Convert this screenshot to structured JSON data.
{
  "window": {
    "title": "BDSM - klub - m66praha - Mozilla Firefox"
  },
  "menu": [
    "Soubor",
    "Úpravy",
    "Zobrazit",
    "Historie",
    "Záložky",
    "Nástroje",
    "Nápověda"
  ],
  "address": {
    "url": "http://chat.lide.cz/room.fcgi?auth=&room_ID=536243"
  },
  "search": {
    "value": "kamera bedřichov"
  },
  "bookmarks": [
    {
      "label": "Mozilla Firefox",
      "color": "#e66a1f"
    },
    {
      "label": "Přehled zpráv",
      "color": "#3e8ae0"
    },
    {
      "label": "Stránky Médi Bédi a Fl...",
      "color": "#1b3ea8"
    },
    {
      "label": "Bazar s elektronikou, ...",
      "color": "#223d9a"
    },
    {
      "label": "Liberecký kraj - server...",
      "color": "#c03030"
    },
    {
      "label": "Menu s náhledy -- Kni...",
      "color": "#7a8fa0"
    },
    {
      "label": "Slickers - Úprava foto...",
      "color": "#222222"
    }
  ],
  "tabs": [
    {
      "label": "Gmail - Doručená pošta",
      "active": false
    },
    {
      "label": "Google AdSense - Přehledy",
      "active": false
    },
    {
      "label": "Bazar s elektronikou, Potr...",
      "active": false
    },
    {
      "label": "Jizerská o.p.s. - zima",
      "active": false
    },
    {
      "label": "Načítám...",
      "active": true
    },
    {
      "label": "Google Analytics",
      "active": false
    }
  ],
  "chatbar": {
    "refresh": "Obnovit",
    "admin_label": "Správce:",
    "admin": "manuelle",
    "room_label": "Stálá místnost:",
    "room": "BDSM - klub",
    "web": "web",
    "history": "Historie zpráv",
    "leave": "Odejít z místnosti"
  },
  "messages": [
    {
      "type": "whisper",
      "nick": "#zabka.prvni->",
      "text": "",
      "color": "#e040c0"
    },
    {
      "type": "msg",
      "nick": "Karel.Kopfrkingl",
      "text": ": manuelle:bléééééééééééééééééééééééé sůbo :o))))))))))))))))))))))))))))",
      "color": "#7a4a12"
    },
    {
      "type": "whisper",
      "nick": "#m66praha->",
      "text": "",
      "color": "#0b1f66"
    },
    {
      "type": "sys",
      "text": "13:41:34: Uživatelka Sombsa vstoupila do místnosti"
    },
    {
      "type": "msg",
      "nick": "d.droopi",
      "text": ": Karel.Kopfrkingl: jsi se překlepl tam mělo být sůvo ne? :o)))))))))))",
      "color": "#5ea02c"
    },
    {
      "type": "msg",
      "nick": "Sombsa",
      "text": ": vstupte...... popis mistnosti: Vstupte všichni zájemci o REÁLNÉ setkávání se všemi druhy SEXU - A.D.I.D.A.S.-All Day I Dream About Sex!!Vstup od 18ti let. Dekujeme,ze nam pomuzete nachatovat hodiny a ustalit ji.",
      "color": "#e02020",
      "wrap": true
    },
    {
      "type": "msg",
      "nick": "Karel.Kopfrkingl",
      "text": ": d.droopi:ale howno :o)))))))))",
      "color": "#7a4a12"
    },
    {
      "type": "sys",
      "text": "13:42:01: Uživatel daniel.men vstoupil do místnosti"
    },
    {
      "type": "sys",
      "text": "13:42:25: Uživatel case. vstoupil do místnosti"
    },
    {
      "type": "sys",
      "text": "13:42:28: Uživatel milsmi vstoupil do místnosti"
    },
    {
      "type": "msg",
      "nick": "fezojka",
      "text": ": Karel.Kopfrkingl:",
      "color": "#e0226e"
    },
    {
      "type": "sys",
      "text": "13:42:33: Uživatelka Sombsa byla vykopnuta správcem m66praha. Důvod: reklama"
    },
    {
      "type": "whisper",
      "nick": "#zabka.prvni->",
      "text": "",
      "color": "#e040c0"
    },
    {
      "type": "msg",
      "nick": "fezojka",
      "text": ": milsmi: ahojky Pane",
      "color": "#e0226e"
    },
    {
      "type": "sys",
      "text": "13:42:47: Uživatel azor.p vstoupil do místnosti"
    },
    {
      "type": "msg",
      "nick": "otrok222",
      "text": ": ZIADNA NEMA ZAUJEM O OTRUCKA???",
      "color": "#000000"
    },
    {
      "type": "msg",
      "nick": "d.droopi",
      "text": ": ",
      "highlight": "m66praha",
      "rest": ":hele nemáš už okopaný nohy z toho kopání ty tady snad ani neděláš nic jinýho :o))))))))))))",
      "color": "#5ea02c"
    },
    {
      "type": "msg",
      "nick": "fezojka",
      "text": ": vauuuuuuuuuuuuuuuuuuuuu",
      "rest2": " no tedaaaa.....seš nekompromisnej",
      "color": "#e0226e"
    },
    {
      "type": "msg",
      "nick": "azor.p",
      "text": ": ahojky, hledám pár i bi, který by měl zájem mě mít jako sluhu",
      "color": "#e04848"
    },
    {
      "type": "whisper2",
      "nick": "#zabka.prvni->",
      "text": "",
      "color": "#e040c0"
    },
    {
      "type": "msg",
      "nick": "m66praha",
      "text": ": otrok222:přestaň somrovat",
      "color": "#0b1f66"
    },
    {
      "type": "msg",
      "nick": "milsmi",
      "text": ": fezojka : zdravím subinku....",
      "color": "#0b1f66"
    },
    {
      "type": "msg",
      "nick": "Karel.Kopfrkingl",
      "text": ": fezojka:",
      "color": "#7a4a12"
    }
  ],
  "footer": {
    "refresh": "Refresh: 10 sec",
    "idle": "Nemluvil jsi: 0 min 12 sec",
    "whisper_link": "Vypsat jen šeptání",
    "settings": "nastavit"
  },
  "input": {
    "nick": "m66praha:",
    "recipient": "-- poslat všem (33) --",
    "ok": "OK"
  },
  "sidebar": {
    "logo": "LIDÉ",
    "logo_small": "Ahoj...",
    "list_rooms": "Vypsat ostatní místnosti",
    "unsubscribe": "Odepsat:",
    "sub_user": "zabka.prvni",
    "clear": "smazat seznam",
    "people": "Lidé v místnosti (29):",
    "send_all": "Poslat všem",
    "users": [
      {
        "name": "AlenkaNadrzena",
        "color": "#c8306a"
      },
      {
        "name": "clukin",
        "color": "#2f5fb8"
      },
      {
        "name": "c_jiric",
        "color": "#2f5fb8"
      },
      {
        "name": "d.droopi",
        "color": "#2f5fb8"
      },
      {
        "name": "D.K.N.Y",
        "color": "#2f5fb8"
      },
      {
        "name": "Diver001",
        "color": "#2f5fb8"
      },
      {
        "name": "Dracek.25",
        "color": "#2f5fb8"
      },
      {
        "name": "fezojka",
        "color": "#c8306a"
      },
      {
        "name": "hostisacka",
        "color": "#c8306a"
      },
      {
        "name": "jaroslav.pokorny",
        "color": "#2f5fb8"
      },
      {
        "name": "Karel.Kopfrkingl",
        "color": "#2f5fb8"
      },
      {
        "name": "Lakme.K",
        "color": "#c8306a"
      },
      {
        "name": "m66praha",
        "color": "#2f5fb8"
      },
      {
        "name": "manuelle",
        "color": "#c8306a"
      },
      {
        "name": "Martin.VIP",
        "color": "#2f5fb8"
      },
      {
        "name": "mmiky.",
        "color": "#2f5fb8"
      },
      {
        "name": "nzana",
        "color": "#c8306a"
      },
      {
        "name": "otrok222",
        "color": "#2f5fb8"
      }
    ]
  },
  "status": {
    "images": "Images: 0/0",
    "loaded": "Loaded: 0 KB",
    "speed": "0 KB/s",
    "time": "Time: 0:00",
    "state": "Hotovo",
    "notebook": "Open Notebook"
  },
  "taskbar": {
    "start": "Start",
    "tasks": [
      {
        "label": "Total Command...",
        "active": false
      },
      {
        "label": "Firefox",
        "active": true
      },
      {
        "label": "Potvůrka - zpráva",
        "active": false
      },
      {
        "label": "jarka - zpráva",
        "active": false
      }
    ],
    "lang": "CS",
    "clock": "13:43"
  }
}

** TASK STATEMENT **
Return each line in the records that holds the string "Sombsa".

** WORKED ANSWER **
      "text": "13:41:34: Uživatelka Sombsa vstoupila do místnosti"
      "nick": "Sombsa",
      "text": "13:42:33: Uživatelka Sombsa byla vykopnuta správcem m66praha. Důvod: reklama"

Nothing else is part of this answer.